**SUPPLIED DATA**
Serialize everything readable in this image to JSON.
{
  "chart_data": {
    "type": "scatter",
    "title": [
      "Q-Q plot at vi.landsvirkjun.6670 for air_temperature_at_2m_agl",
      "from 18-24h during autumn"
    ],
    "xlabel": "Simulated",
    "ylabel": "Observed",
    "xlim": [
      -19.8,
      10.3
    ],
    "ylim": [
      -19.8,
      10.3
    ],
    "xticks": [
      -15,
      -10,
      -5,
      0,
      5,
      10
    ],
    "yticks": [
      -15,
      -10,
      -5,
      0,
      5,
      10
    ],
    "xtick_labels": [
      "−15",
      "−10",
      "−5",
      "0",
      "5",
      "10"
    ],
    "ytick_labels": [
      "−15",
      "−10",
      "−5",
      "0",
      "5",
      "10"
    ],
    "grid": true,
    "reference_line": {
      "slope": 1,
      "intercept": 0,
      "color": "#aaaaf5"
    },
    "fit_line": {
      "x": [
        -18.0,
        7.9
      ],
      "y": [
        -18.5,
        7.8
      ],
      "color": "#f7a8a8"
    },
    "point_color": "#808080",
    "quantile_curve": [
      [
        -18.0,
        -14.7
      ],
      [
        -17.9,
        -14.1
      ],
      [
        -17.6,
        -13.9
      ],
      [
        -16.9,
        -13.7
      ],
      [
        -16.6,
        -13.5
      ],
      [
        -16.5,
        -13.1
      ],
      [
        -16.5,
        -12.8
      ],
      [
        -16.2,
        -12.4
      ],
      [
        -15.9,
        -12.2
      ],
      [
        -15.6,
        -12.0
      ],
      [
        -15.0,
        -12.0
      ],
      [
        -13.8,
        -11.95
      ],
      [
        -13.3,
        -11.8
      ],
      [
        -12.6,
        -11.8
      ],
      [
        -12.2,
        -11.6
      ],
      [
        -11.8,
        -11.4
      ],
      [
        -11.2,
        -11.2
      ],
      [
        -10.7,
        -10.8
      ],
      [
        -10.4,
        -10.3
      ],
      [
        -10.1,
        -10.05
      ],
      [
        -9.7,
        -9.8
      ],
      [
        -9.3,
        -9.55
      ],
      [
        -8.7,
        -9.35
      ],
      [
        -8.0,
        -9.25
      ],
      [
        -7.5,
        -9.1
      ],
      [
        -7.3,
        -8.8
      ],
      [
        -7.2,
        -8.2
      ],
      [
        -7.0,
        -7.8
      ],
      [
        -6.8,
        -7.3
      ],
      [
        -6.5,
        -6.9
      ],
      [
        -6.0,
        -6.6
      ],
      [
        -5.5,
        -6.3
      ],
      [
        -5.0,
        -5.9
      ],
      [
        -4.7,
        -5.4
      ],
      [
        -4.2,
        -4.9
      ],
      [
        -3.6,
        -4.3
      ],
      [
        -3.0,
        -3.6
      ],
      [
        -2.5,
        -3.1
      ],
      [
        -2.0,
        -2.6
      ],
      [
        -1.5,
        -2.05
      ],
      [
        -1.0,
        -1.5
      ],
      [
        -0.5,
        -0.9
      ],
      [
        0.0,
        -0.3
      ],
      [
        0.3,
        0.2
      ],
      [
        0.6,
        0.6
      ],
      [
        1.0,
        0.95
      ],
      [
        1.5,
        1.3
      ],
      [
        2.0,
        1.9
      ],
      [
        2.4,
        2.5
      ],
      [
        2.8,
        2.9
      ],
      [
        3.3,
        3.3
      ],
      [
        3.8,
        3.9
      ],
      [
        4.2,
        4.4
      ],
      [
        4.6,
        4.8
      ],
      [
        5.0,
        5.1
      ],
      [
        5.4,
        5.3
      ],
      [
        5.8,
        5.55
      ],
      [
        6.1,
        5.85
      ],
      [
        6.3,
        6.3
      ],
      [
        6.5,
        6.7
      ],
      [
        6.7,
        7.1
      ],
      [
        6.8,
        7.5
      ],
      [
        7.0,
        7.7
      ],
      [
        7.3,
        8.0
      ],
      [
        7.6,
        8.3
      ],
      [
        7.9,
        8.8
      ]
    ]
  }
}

**WHAT IS NEEDED**
Repeat the listing in full, keeping every line exactly as it is.

**TASK OUTPUT**
Serialize everything readable in this image to JSON.
{
  "chart_data": {
    "type": "scatter",
    "title": [
      "Q-Q plot at vi.landsvirkjun.6670 for air_temperature_at_2m_agl",
      "from 18-24h during autumn"
    ],
    "xlabel": "Simulated",
    "ylabel": "Observed",
    "xlim": [
      -19.8,
      10.3
    ],
    "ylim": [
      -19.8,
      10.3
    ],
    "xticks": [
      -15,
      -10,
      -5,
      0,
      5,
      10
    ],
    "yticks": [
      -15,
      -10,
      -5,
      0,
      5,
      10
    ],
    "xtick_labels": [
      "−15",
      "−10",
      "−5",
      "0",
      "5",
      "10"
    ],
    "ytick_labels": [
      "−15",
      "−10",
      "−5",
      "0",
      "5",
      "10"
    ],
    "grid": true,
    "reference_line": {
      "slope": 1,
      "intercept": 0,
      "color": "#aaaaf5"
    },
    "fit_line": {
      "x": [
        -18.0,
        7.9
      ],
      "y": [
        -18.5,
        7.8
      ],
      "color": "#f7a8a8"
    },
    "point_color": "#808080",
    "quantile_curve": [
      [
        -18.0,
        -14.7
      ],
      [
        -17.9,
        -14.1
      ],
      [
        -17.6,
        -13.9
      ],
      [
        -16.9,
        -13.7
      ],
      [
        -16.6,
        -13.5
      ],
      [
        -16.5,
        -13.1
      ],
      [
        -16.5,
        -12.8
      ],
      [
        -16.2,
        -12.4
      ],
      [
        -15.9,
        -12.2
      ],
      [
        -15.6,
        -12.0
      ],
      [
        -15.0,
        -12.0
      ],
      [
        -13.8,
        -11.95
      ],
      [
        -13.3,
        -11.8
      ],
      [
        -12.6,
        -11.8
      ],
      [
        -12.2,
        -11.6
      ],
      [
        -11.8,
        -11.4
      ],
      [
        -11.2,
        -11.2
      ],
      [
        -10.7,
        -10.8
      ],
      [
        -10.4,
        -10.3
      ],
      [
        -10.1,
        -10.05
      ],
      [
        -9.7,
        -9.8
      ],
      [
        -9.3,
        -9.55
      ],
      [
        -8.7,
        -9.35
      ],
      [
        -8.0,
        -9.25
      ],
      [
        -7.5,
        -9.1
      ],
      [
        -7.3,
        -8.8
      ],
      [
        -7.2,
        -8.2
      ],
      [
        -7.0,
        -7.8
      ],
      [
        -6.8,
        -7.3
      ],
      [
        -6.5,
        -6.9
      ],
      [
        -6.0,
        -6.6
      ],
      [
        -5.5,
        -6.3
      ],
      [
        -5.0,
        -5.9
      ],
      [
        -4.7,
        -5.4
      ],
      [
        -4.2,
        -4.9
      ],
      [
        -3.6,
        -4.3
      ],
      [
        -3.0,
        -3.6
      ],
      [
        -2.5,
        -3.1
      ],
      [
        -2.0,
        -2.6
      ],
      [
        -1.5,
        -2.05
      ],
      [
        -1.0,
        -1.5
      ],
      [
        -0.5,
        -0.9
      ],
      [
        0.0,
        -0.3
      ],
      [
        0.3,
        0.2
      ],
      [
        0.6,
        0.6
      ],
      [
        1.0,
        0.95
      ],
      [
        1.5,
        1.3
      ],
      [
        2.0,
        1.9
      ],
      [
        2.4,
        2.5
      ],
      [
        2.8,
        2.9
      ],
      [
        3.3,
        3.3
      ],
      [
        3.8,
        3.9
      ],
      [
        4.2,
        4.4
      ],
      [
        4.6,
        4.8
      ],
      [
        5.0,
        5.1
      ],
      [
        5.4,
        5.3
      ],
      [
        5.8,
        5.55
      ],
      [
        6.1,
        5.85
      ],
      [
        6.3,
        6.3
      ],
      [
        6.5,
        6.7
      ],
      [
        6.7,
        7.1
      ],
      [
        6.8,
        7.5
      ],
      [
        7.0,
        7.7
      ],
      [
        7.3,
        8.0
      ],
      [
        7.6,
        8.3
      ],
      [
        7.9,
        8.8
      ]
    ]
  }
}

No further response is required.